Instruções do exercício =
Conte as linhas dos registros que contêm a palavra "наследодателя". Informe somente o número.

Registros fornecidos =
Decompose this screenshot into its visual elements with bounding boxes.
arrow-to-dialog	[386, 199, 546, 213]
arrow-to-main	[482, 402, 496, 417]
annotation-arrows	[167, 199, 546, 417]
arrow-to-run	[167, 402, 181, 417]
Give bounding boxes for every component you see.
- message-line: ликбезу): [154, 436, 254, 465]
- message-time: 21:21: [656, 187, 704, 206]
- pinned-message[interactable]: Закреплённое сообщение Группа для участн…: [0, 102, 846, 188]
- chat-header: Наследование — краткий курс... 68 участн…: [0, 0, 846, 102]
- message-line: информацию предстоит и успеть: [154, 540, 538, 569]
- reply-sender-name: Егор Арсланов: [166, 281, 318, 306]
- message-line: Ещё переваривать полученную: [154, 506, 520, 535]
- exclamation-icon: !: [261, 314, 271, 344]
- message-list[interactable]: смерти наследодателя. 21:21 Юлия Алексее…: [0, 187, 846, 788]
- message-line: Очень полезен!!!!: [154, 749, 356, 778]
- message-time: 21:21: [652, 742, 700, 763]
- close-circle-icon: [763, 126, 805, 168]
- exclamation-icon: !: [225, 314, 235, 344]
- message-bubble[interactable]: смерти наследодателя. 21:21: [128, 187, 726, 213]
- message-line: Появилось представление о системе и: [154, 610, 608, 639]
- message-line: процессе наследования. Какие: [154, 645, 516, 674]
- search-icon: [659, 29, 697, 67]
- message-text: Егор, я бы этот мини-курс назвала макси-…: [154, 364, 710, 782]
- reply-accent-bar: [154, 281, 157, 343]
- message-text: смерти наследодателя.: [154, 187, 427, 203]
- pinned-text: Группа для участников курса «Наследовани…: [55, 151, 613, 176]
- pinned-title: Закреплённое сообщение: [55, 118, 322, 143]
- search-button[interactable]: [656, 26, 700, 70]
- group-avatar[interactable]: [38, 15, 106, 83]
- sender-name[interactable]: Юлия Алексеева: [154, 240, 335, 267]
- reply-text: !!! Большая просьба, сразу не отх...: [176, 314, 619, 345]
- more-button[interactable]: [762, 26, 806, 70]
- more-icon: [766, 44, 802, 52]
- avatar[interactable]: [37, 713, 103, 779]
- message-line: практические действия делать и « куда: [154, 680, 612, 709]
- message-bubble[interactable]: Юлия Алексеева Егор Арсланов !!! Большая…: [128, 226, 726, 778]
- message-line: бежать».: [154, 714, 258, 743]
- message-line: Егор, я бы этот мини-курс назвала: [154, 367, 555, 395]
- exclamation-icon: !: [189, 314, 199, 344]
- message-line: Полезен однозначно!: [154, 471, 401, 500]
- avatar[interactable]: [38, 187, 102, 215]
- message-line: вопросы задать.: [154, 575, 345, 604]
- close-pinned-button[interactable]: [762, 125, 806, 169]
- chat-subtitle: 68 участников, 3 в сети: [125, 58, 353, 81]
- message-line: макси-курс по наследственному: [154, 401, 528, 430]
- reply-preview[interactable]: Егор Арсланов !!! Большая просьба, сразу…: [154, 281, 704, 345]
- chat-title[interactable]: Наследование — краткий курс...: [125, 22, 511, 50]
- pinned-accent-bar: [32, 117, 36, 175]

Resposta do exercício =
3